- [INSTRUCTIONS TO FOLLOW]
Locate the word "силы" in the entries below, then gather every line that holds it.

- [EXTRACTED MATERIAL]
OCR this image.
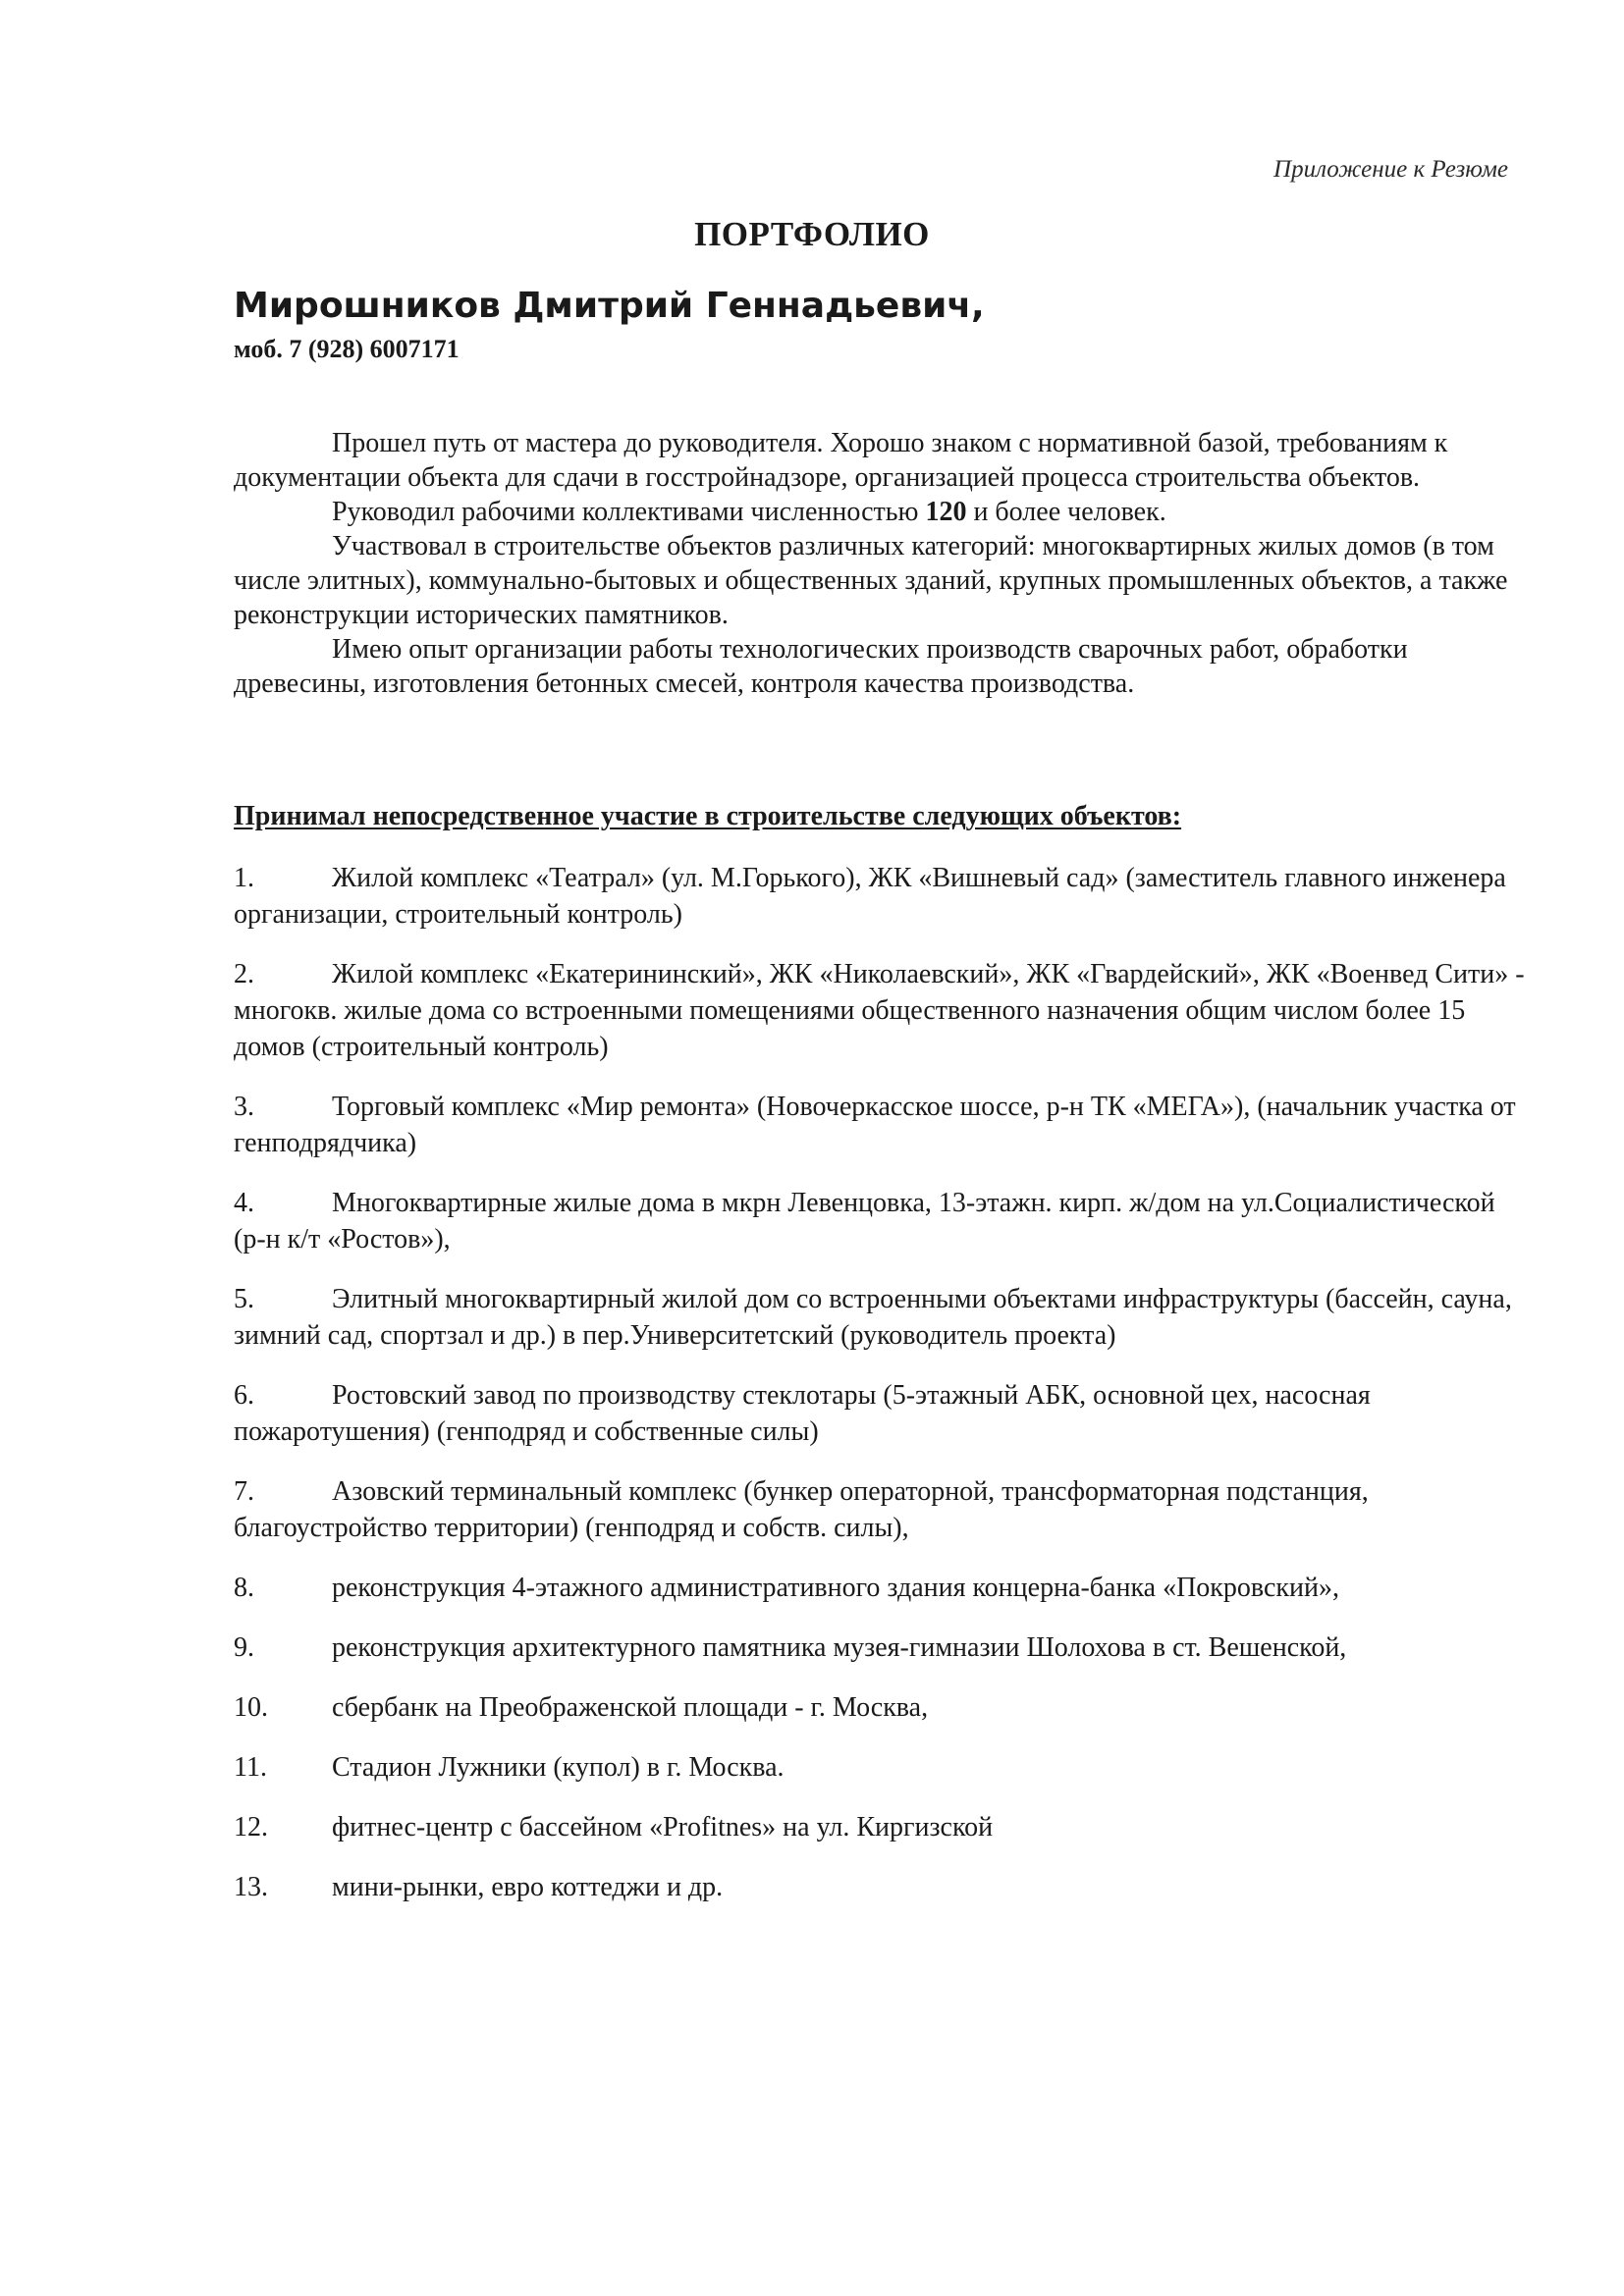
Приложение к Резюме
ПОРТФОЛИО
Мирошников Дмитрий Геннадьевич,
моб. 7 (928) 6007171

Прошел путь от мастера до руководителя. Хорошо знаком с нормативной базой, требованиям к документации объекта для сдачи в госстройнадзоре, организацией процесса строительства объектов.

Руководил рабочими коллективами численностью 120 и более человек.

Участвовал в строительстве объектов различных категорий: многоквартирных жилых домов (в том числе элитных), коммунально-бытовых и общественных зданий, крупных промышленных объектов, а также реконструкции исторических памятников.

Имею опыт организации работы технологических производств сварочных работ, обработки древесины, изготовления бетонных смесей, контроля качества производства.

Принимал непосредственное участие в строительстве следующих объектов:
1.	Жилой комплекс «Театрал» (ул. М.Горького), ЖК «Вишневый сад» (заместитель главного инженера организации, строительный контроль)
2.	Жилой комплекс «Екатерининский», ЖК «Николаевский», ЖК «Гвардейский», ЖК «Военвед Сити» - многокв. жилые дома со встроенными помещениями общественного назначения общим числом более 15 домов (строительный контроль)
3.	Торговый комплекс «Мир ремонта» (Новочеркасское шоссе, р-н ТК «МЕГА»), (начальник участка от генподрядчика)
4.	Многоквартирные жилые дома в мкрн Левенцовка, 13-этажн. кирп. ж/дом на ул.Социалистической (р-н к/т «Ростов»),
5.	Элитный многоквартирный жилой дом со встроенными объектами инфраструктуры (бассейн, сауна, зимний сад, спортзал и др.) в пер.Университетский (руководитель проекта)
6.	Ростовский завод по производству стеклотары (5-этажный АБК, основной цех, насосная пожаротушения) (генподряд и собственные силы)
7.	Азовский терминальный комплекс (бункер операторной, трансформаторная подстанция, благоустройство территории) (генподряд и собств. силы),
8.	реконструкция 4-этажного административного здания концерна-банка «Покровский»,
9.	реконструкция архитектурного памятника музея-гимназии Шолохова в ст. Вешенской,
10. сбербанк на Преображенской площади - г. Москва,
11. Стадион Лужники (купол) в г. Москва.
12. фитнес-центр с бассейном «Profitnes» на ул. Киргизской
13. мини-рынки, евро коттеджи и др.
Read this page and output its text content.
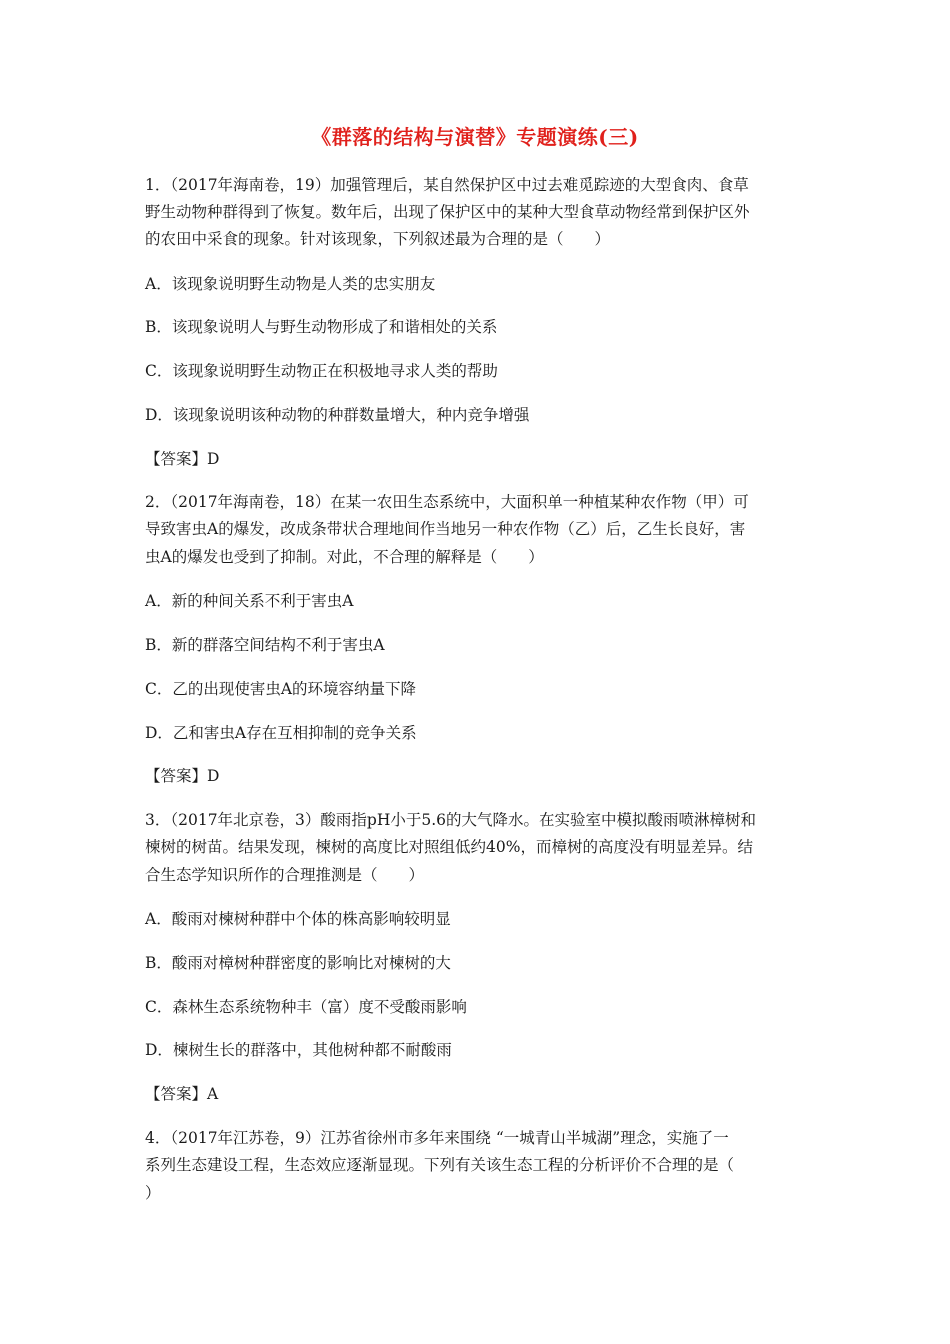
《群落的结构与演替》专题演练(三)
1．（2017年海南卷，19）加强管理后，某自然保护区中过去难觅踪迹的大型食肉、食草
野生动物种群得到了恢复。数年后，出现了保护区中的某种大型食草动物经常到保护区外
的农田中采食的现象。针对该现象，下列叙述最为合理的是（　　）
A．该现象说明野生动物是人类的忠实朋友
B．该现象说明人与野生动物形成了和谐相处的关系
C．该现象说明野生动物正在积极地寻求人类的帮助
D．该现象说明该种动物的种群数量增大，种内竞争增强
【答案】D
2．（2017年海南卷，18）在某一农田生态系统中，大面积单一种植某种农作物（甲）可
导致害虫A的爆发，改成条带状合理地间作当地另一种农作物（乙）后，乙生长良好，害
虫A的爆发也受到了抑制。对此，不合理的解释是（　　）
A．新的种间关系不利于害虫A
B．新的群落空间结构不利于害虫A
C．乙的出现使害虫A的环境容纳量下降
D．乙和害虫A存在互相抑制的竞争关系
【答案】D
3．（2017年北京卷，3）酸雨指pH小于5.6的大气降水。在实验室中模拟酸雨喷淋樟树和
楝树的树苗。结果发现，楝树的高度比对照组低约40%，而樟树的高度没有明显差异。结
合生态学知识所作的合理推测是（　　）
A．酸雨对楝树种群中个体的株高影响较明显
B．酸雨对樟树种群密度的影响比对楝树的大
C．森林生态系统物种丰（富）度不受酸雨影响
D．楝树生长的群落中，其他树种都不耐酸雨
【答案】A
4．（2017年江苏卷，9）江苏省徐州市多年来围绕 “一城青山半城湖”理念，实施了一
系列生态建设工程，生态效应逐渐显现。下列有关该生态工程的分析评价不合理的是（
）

- [EXERCISE ANSWER]
6.	Ростовский завод по производству стеклотары (5-этажный АБК, основной цех, насосная пожаротушения) (генподряд и собственные силы)
7.	Азовский терминальный комплекс (бункер операторной, трансформаторная подстанция, благоустройство территории) (генподряд и собств. силы),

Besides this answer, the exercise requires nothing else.